__Work required__: Render the lines of the material as a numbered list, from the very first line through the line that contains "- item-subtitle: 还没有人给你打招呼: [100, 457, 226, 473]", including both ends. Leave out any blank lines, and do not include anything after that line.

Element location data
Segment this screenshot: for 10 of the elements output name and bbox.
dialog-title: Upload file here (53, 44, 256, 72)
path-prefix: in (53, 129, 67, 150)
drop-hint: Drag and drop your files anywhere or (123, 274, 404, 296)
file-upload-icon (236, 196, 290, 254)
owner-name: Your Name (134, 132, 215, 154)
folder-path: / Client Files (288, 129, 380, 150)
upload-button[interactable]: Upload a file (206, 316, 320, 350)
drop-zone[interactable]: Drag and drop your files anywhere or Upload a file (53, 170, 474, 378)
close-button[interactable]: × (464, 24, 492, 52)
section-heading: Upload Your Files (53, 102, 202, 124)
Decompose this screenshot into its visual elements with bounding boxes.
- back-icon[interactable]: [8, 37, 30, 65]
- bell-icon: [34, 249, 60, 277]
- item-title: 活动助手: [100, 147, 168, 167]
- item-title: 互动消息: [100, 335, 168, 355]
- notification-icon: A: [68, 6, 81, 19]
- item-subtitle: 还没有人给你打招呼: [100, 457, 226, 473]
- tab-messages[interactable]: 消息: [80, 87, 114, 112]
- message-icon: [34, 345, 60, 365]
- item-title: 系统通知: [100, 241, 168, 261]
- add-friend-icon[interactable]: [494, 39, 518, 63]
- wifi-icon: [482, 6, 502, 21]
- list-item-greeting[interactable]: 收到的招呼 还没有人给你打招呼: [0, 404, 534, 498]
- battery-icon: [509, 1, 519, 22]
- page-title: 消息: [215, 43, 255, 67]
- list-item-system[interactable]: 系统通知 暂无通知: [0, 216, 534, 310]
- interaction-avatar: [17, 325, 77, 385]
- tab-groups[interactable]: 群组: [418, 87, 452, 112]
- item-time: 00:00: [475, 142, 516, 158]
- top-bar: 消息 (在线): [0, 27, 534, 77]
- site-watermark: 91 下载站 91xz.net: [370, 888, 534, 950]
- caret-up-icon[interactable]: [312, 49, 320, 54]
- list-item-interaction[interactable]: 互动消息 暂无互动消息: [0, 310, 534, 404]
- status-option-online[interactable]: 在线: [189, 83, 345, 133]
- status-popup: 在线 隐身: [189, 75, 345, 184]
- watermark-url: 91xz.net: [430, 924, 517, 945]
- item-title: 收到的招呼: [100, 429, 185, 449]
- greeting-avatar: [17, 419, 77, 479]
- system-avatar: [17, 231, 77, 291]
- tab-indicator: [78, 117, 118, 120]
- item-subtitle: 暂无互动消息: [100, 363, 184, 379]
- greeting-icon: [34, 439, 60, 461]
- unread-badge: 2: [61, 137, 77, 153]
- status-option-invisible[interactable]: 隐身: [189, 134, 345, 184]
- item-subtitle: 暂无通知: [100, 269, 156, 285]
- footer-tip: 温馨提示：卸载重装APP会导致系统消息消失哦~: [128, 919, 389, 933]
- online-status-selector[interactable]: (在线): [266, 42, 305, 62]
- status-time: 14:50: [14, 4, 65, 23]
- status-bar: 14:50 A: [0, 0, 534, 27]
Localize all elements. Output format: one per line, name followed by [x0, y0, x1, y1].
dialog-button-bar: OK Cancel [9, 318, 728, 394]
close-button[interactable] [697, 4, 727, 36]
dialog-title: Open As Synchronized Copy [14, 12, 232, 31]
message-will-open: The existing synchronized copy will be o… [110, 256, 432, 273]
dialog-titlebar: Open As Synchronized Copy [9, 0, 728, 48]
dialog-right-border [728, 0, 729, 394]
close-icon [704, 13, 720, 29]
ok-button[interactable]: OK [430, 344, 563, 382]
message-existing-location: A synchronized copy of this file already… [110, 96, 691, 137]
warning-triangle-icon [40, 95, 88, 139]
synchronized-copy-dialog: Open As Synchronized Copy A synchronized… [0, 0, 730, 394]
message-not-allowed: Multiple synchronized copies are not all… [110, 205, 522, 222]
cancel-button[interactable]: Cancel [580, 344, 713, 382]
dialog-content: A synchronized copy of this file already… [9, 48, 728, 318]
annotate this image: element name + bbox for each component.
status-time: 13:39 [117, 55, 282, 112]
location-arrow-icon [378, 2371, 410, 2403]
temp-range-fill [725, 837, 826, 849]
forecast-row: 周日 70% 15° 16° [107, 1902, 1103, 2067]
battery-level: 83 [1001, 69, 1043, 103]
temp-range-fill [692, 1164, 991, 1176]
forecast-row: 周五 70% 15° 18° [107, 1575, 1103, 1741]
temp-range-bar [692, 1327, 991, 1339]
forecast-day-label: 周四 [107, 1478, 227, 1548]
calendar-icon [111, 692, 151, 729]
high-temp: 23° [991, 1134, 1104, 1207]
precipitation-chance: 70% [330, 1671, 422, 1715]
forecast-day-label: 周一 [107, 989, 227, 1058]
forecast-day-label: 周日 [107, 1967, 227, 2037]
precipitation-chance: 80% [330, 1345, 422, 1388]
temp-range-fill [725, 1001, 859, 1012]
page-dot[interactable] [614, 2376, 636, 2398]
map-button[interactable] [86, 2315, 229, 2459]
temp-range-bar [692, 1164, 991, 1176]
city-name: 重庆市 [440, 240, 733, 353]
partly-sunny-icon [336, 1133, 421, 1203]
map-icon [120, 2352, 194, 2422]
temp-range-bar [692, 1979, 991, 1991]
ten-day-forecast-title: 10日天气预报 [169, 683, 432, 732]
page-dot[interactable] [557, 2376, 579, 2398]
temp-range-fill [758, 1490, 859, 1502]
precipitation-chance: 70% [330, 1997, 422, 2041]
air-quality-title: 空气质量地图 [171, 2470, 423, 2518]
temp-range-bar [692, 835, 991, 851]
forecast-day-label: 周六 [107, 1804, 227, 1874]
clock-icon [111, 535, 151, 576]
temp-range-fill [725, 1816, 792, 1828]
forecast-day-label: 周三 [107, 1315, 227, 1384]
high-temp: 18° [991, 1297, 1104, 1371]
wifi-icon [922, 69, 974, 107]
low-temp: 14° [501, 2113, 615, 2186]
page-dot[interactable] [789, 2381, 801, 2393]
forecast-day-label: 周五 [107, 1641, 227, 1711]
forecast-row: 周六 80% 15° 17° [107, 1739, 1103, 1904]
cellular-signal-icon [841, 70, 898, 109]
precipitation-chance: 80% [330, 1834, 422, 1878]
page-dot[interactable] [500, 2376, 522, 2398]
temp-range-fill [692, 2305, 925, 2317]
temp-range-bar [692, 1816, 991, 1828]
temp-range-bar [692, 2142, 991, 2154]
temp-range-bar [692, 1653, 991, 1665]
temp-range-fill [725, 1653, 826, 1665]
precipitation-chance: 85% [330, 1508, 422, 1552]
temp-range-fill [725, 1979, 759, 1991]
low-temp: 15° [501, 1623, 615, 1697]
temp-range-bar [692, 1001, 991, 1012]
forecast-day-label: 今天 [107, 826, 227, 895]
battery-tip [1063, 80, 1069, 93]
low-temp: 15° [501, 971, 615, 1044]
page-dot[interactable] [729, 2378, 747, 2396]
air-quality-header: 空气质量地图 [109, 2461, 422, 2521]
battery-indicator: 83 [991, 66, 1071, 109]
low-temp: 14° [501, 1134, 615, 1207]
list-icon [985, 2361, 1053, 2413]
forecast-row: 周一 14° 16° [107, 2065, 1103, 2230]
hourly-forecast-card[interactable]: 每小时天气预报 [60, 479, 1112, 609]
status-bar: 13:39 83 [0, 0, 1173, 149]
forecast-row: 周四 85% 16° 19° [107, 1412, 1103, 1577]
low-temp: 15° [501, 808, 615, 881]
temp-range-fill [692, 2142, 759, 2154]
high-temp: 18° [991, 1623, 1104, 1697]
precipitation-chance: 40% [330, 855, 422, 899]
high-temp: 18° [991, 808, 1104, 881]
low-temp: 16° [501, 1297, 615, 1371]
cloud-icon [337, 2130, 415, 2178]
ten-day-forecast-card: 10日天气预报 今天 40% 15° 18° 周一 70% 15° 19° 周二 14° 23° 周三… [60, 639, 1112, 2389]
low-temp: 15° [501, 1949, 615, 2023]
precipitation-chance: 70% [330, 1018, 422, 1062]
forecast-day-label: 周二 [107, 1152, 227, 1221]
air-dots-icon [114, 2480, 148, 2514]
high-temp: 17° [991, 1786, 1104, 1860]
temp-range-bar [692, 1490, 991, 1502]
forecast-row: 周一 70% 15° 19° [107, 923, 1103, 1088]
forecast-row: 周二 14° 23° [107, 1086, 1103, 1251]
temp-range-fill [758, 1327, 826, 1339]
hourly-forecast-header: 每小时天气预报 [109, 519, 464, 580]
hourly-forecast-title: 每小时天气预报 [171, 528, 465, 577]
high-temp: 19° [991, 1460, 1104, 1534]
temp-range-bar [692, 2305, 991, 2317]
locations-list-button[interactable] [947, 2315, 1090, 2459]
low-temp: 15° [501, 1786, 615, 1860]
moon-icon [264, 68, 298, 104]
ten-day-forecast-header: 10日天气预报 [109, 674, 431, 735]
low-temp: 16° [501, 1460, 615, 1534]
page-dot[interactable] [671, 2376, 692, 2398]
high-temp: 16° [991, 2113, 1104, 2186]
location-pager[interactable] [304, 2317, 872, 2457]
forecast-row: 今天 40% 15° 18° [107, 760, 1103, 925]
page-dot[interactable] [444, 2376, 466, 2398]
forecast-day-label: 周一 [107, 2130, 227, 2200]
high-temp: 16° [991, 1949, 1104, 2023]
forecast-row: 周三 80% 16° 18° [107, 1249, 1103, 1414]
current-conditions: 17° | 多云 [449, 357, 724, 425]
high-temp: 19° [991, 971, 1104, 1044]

__In response__:
1. Segment this screenshot: for 10 of the elements output name and bbox.
2. dialog-title: Upload file here (53, 44, 256, 72)
3. path-prefix: in (53, 129, 67, 150)
4. drop-hint: Drag and drop your files anywhere or (123, 274, 404, 296)
5. file-upload-icon (236, 196, 290, 254)
6. owner-name: Your Name (134, 132, 215, 154)
7. folder-path: / Client Files (288, 129, 380, 150)
8. upload-button[interactable]: Upload a file (206, 316, 320, 350)
9. drop-zone[interactable]: Drag and drop your files anywhere or Upload a file (53, 170, 474, 378)
10. close-button[interactable]: × (464, 24, 492, 52)
11. section-heading: Upload Your Files (53, 102, 202, 124)
12. Decompose this screenshot into its visual elements with bounding boxes.
13. - back-icon[interactable]: [8, 37, 30, 65]
14. - bell-icon: [34, 249, 60, 277]
15. - item-title: 活动助手: [100, 147, 168, 167]
16. - item-title: 互动消息: [100, 335, 168, 355]
17. - notification-icon: A: [68, 6, 81, 19]
18. - item-subtitle: 还没有人给你打招呼: [100, 457, 226, 473]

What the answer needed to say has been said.